Your goal
Retype the data that follows line by line, exactly, and leave its pictures out.

Data listing
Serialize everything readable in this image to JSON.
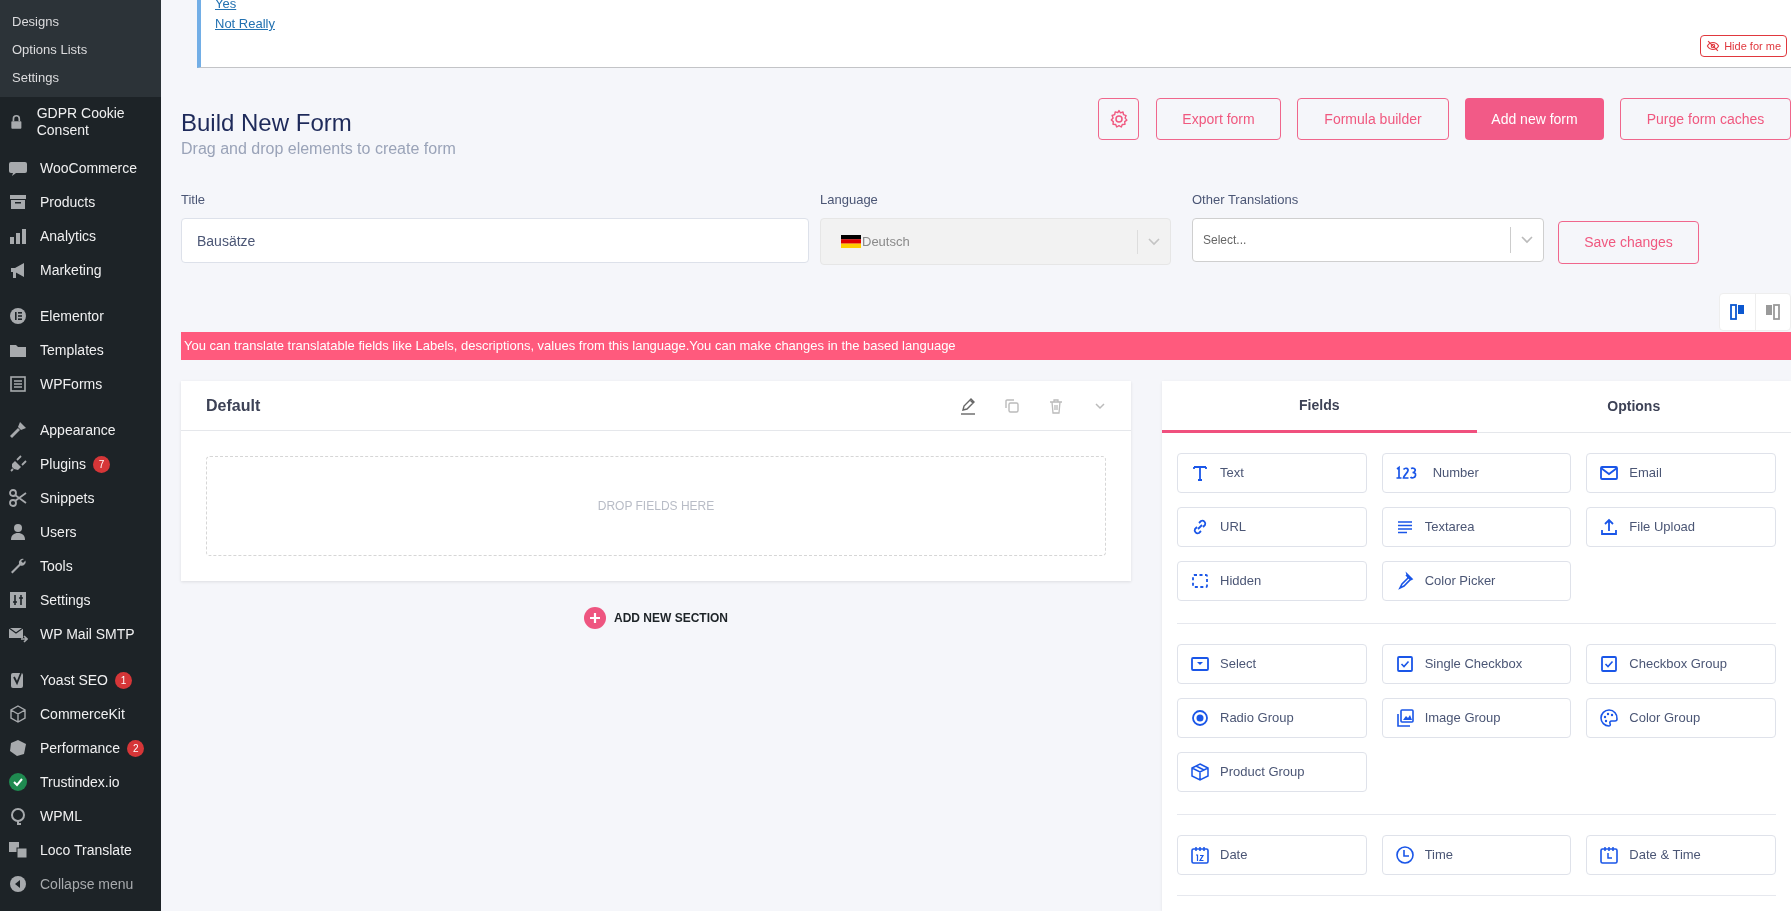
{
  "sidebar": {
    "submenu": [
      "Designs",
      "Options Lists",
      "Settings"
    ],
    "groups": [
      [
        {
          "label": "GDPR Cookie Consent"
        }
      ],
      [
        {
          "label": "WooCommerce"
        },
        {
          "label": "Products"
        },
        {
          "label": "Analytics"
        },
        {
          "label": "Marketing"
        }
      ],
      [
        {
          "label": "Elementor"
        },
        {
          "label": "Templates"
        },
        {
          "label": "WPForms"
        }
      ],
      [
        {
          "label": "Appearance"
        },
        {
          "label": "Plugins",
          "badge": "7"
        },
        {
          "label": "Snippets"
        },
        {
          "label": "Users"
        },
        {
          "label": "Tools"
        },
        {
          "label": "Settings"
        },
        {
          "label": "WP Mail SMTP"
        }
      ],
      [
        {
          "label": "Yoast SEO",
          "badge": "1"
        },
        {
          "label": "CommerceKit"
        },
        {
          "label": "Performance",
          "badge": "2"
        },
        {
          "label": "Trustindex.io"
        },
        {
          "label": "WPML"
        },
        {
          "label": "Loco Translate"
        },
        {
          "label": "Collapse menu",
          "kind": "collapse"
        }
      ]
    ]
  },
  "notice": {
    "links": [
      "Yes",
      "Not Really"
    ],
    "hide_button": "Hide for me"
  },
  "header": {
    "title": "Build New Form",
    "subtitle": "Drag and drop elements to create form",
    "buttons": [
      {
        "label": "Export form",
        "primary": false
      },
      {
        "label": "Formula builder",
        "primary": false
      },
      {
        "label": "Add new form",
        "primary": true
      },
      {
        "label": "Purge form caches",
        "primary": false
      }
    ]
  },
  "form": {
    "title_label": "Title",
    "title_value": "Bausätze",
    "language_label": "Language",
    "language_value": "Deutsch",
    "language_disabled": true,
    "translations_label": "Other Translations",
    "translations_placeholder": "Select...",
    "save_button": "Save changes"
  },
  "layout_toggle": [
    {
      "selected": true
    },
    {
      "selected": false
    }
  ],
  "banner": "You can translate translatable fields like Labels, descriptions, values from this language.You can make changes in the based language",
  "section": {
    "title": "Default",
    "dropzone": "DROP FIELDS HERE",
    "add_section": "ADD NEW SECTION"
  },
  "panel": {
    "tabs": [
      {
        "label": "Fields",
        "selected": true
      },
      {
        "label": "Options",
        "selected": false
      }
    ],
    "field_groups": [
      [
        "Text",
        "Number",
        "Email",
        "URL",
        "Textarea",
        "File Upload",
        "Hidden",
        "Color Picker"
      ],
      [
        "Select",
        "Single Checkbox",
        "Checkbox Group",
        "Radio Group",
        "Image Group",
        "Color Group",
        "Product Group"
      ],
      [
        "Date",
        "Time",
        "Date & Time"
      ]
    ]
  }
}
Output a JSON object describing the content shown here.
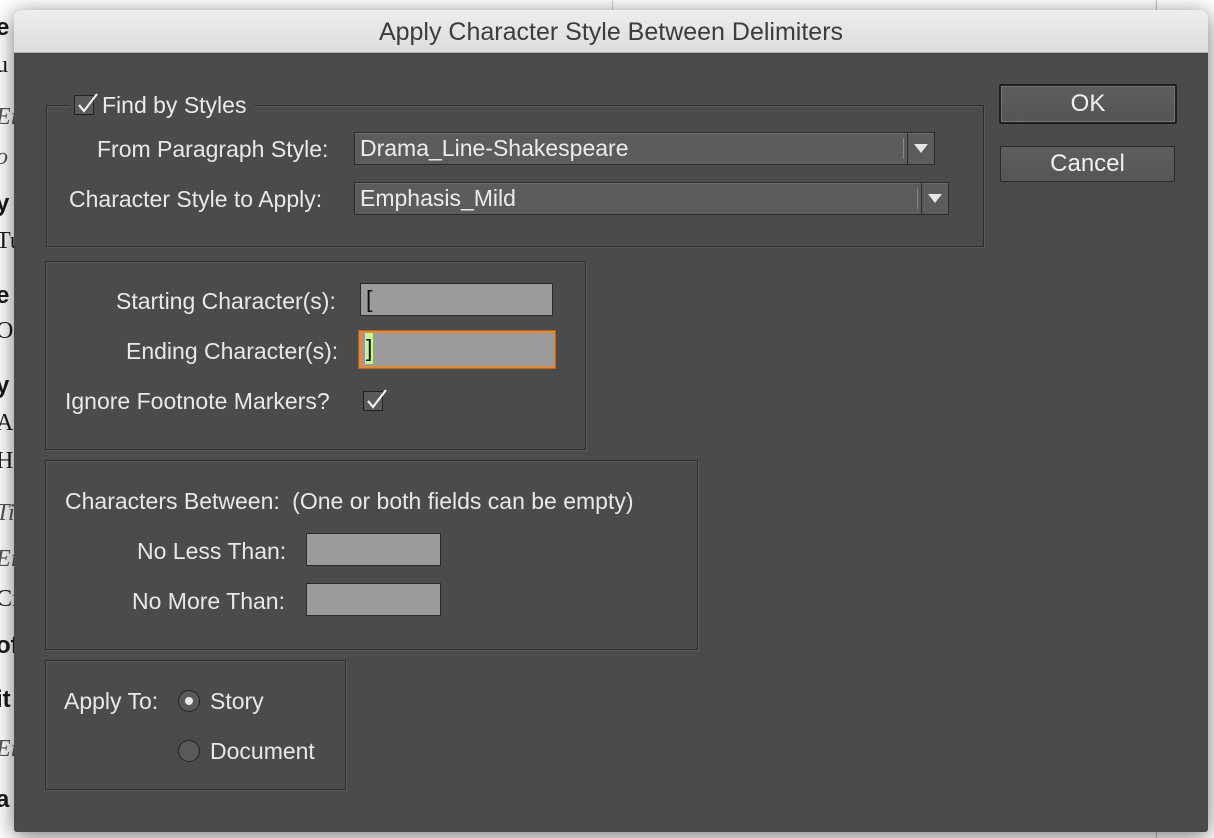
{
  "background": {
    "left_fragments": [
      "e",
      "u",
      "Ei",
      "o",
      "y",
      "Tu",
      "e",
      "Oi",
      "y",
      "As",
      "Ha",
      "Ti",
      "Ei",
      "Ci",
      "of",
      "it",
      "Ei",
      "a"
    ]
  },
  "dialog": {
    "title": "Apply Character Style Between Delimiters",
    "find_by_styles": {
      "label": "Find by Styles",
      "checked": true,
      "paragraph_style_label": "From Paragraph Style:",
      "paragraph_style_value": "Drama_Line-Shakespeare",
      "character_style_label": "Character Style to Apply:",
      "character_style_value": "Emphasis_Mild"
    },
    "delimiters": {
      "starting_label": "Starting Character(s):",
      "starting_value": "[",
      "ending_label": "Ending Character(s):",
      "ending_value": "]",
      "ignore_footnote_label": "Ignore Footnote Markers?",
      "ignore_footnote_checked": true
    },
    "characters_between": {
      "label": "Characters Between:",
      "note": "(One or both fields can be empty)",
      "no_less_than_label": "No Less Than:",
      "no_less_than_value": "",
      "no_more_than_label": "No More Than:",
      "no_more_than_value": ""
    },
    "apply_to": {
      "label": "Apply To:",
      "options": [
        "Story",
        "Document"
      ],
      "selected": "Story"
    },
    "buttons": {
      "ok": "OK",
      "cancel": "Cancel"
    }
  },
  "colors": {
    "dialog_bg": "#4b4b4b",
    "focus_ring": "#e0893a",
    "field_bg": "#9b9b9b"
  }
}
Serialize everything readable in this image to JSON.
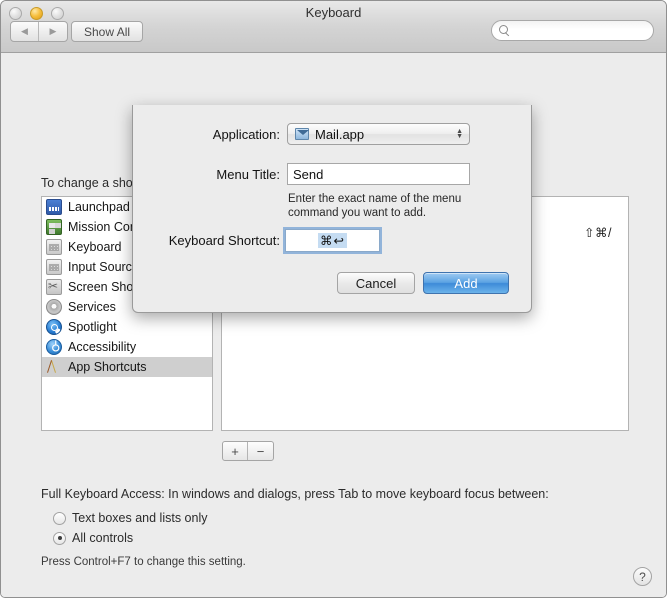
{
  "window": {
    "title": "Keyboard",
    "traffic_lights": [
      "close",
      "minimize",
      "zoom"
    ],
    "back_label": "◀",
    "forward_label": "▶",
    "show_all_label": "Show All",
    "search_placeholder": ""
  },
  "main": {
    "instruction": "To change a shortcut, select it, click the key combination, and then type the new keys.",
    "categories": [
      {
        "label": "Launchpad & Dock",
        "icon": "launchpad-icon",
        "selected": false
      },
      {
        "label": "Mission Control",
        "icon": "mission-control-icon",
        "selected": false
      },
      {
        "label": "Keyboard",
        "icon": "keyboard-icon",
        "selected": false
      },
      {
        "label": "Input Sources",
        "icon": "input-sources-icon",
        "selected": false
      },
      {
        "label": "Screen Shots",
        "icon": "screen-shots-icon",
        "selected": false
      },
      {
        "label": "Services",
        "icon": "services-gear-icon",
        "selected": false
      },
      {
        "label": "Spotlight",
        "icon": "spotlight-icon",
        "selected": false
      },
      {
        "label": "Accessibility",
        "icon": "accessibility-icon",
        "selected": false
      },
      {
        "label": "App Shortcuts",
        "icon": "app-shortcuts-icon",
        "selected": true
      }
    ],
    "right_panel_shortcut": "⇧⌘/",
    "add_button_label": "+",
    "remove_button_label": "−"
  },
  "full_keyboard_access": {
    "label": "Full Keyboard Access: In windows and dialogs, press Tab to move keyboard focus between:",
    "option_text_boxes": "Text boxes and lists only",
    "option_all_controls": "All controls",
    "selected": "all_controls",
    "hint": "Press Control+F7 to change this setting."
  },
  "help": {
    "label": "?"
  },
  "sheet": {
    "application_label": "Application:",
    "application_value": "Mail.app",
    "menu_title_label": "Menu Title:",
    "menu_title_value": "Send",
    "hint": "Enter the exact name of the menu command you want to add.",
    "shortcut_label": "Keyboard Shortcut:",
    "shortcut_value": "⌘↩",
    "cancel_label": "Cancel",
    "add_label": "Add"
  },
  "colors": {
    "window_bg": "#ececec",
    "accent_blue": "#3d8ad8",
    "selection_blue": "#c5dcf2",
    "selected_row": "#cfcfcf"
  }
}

Solution to this exercise
Serialize everything readable in this image to JSON.
{
  "sidebar": {
    "submenu": [
      "Designs",
      "Options Lists",
      "Settings"
    ],
    "groups": [
      [
        {
          "label": "GDPR Cookie Consent"
        }
      ],
      [
        {
          "label": "WooCommerce"
        },
        {
          "label": "Products"
        },
        {
          "label": "Analytics"
        },
        {
          "label": "Marketing"
        }
      ],
      [
        {
          "label": "Elementor"
        },
        {
          "label": "Templates"
        },
        {
          "label": "WPForms"
        }
      ],
      [
        {
          "label": "Appearance"
        },
        {
          "label": "Plugins",
          "badge": "7"
        },
        {
          "label": "Snippets"
        },
        {
          "label": "Users"
        },
        {
          "label": "Tools"
        },
        {
          "label": "Settings"
        },
        {
          "label": "WP Mail SMTP"
        }
      ],
      [
        {
          "label": "Yoast SEO",
          "badge": "1"
        },
        {
          "label": "CommerceKit"
        },
        {
          "label": "Performance",
          "badge": "2"
        },
        {
          "label": "Trustindex.io"
        },
        {
          "label": "WPML"
        },
        {
          "label": "Loco Translate"
        },
        {
          "label": "Collapse menu",
          "kind": "collapse"
        }
      ]
    ]
  },
  "notice": {
    "links": [
      "Yes",
      "Not Really"
    ],
    "hide_button": "Hide for me"
  },
  "header": {
    "title": "Build New Form",
    "subtitle": "Drag and drop elements to create form",
    "buttons": [
      {
        "label": "Export form",
        "primary": false
      },
      {
        "label": "Formula builder",
        "primary": false
      },
      {
        "label": "Add new form",
        "primary": true
      },
      {
        "label": "Purge form caches",
        "primary": false
      }
    ]
  },
  "form": {
    "title_label": "Title",
    "title_value": "Bausätze",
    "language_label": "Language",
    "language_value": "Deutsch",
    "language_disabled": true,
    "translations_label": "Other Translations",
    "translations_placeholder": "Select...",
    "save_button": "Save changes"
  },
  "layout_toggle": [
    {
      "selected": true
    },
    {
      "selected": false
    }
  ],
  "banner": "You can translate translatable fields like Labels, descriptions, values from this language.You can make changes in the based language",
  "section": {
    "title": "Default",
    "dropzone": "DROP FIELDS HERE",
    "add_section": "ADD NEW SECTION"
  },
  "panel": {
    "tabs": [
      {
        "label": "Fields",
        "selected": true
      },
      {
        "label": "Options",
        "selected": false
      }
    ],
    "field_groups": [
      [
        "Text",
        "Number",
        "Email",
        "URL",
        "Textarea",
        "File Upload",
        "Hidden",
        "Color Picker"
      ],
      [
        "Select",
        "Single Checkbox",
        "Checkbox Group",
        "Radio Group",
        "Image Group",
        "Color Group",
        "Product Group"
      ],
      [
        "Date",
        "Time",
        "Date & Time"
      ]
    ]
  }
}
Output a JSON object describing the content shown here.
{
  "background": {
    "left_fragments": [
      "e",
      "u",
      "Ei",
      "o",
      "y",
      "Tu",
      "e",
      "Oi",
      "y",
      "As",
      "Ha",
      "Ti",
      "Ei",
      "Ci",
      "of",
      "it",
      "Ei",
      "a"
    ]
  },
  "dialog": {
    "title": "Apply Character Style Between Delimiters",
    "find_by_styles": {
      "label": "Find by Styles",
      "checked": true,
      "paragraph_style_label": "From Paragraph Style:",
      "paragraph_style_value": "Drama_Line-Shakespeare",
      "character_style_label": "Character Style to Apply:",
      "character_style_value": "Emphasis_Mild"
    },
    "delimiters": {
      "starting_label": "Starting Character(s):",
      "starting_value": "[",
      "ending_label": "Ending Character(s):",
      "ending_value": "]",
      "ignore_footnote_label": "Ignore Footnote Markers?",
      "ignore_footnote_checked": true
    },
    "characters_between": {
      "label": "Characters Between:",
      "note": "(One or both fields can be empty)",
      "no_less_than_label": "No Less Than:",
      "no_less_than_value": "",
      "no_more_than_label": "No More Than:",
      "no_more_than_value": ""
    },
    "apply_to": {
      "label": "Apply To:",
      "options": [
        "Story",
        "Document"
      ],
      "selected": "Story"
    },
    "buttons": {
      "ok": "OK",
      "cancel": "Cancel"
    }
  },
  "colors": {
    "dialog_bg": "#4b4b4b",
    "focus_ring": "#e0893a",
    "field_bg": "#9b9b9b"
  }
}
Serialize everything readable in this image to JSON.
{
  "window": {
    "title": "Keyboard",
    "traffic_lights": [
      "close",
      "minimize",
      "zoom"
    ],
    "back_label": "◀",
    "forward_label": "▶",
    "show_all_label": "Show All",
    "search_placeholder": ""
  },
  "main": {
    "instruction": "To change a shortcut, select it, click the key combination, and then type the new keys.",
    "categories": [
      {
        "label": "Launchpad & Dock",
        "icon": "launchpad-icon",
        "selected": false
      },
      {
        "label": "Mission Control",
        "icon": "mission-control-icon",
        "selected": false
      },
      {
        "label": "Keyboard",
        "icon": "keyboard-icon",
        "selected": false
      },
      {
        "label": "Input Sources",
        "icon": "input-sources-icon",
        "selected": false
      },
      {
        "label": "Screen Shots",
        "icon": "screen-shots-icon",
        "selected": false
      },
      {
        "label": "Services",
        "icon": "services-gear-icon",
        "selected": false
      },
      {
        "label": "Spotlight",
        "icon": "spotlight-icon",
        "selected": false
      },
      {
        "label": "Accessibility",
        "icon": "accessibility-icon",
        "selected": false
      },
      {
        "label": "App Shortcuts",
        "icon": "app-shortcuts-icon",
        "selected": true
      }
    ],
    "right_panel_shortcut": "⇧⌘/",
    "add_button_label": "+",
    "remove_button_label": "−"
  },
  "full_keyboard_access": {
    "label": "Full Keyboard Access: In windows and dialogs, press Tab to move keyboard focus between:",
    "option_text_boxes": "Text boxes and lists only",
    "option_all_controls": "All controls",
    "selected": "all_controls",
    "hint": "Press Control+F7 to change this setting."
  },
  "help": {
    "label": "?"
  },
  "sheet": {
    "application_label": "Application:",
    "application_value": "Mail.app",
    "menu_title_label": "Menu Title:",
    "menu_title_value": "Send",
    "hint": "Enter the exact name of the menu command you want to add.",
    "shortcut_label": "Keyboard Shortcut:",
    "shortcut_value": "⌘↩",
    "cancel_label": "Cancel",
    "add_label": "Add"
  },
  "colors": {
    "window_bg": "#ececec",
    "accent_blue": "#3d8ad8",
    "selection_blue": "#c5dcf2",
    "selected_row": "#cfcfcf"
  }
}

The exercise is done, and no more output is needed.